:: RECORDS SUPPLIED ::
• • • •
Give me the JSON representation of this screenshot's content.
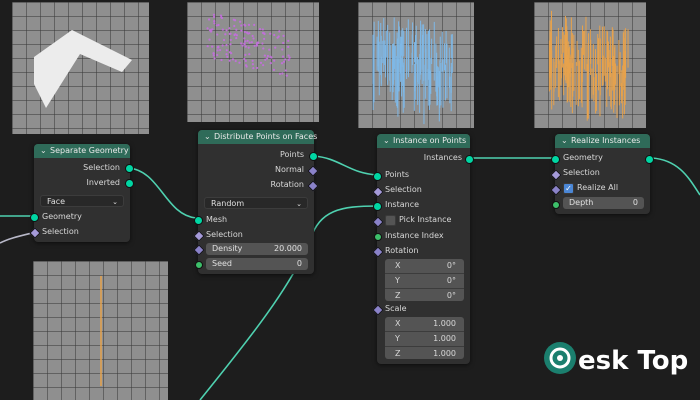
{
  "nodes": {
    "separate_geometry": {
      "title": "Separate Geometry",
      "outputs": [
        "Selection",
        "Inverted"
      ],
      "domain_value": "Face",
      "inputs": [
        "Geometry",
        "Selection"
      ]
    },
    "distribute_points": {
      "title": "Distribute Points on Faces",
      "outputs": [
        "Points",
        "Normal",
        "Rotation"
      ],
      "method_value": "Random",
      "inputs": [
        "Mesh",
        "Selection"
      ],
      "density_label": "Density",
      "density_value": "20.000",
      "seed_label": "Seed",
      "seed_value": "0"
    },
    "instance_on_points": {
      "title": "Instance on Points",
      "outputs": [
        "Instances"
      ],
      "inputs": [
        "Points",
        "Selection",
        "Instance"
      ],
      "pick_instance_label": "Pick Instance",
      "instance_index_label": "Instance Index",
      "rotation_label": "Rotation",
      "rotation": [
        {
          "axis": "X",
          "value": "0°"
        },
        {
          "axis": "Y",
          "value": "0°"
        },
        {
          "axis": "Z",
          "value": "0°"
        }
      ],
      "scale_label": "Scale",
      "scale": [
        {
          "axis": "X",
          "value": "1.000"
        },
        {
          "axis": "Y",
          "value": "1.000"
        },
        {
          "axis": "Z",
          "value": "1.000"
        }
      ]
    },
    "realize_instances": {
      "title": "Realize Instances",
      "output": "Geometry",
      "inputs": [
        "Geometry",
        "Selection"
      ],
      "realize_all_label": "Realize All",
      "realize_all_checked": true,
      "depth_label": "Depth",
      "depth_value": "0"
    }
  },
  "watermark": {
    "text": "esk Top"
  },
  "colors": {
    "wire": "#4fd1b0",
    "header": "#2f6b59",
    "preview_points": "#c070d8",
    "preview_blue": "#7fb8e6",
    "preview_orange": "#e7a24c"
  }
}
• • • •
:: EXERCISE REQUIREMENTS ::
Without including any pictures, print all of the material exactly as given.

:: OUTPUT BELOW ::
Give me the JSON representation of this screenshot's content.
{
  "nodes": {
    "separate_geometry": {
      "title": "Separate Geometry",
      "outputs": [
        "Selection",
        "Inverted"
      ],
      "domain_value": "Face",
      "inputs": [
        "Geometry",
        "Selection"
      ]
    },
    "distribute_points": {
      "title": "Distribute Points on Faces",
      "outputs": [
        "Points",
        "Normal",
        "Rotation"
      ],
      "method_value": "Random",
      "inputs": [
        "Mesh",
        "Selection"
      ],
      "density_label": "Density",
      "density_value": "20.000",
      "seed_label": "Seed",
      "seed_value": "0"
    },
    "instance_on_points": {
      "title": "Instance on Points",
      "outputs": [
        "Instances"
      ],
      "inputs": [
        "Points",
        "Selection",
        "Instance"
      ],
      "pick_instance_label": "Pick Instance",
      "instance_index_label": "Instance Index",
      "rotation_label": "Rotation",
      "rotation": [
        {
          "axis": "X",
          "value": "0°"
        },
        {
          "axis": "Y",
          "value": "0°"
        },
        {
          "axis": "Z",
          "value": "0°"
        }
      ],
      "scale_label": "Scale",
      "scale": [
        {
          "axis": "X",
          "value": "1.000"
        },
        {
          "axis": "Y",
          "value": "1.000"
        },
        {
          "axis": "Z",
          "value": "1.000"
        }
      ]
    },
    "realize_instances": {
      "title": "Realize Instances",
      "output": "Geometry",
      "inputs": [
        "Geometry",
        "Selection"
      ],
      "realize_all_label": "Realize All",
      "realize_all_checked": true,
      "depth_label": "Depth",
      "depth_value": "0"
    }
  },
  "watermark": {
    "text": "esk Top"
  },
  "colors": {
    "wire": "#4fd1b0",
    "header": "#2f6b59",
    "preview_points": "#c070d8",
    "preview_blue": "#7fb8e6",
    "preview_orange": "#e7a24c"
  }
}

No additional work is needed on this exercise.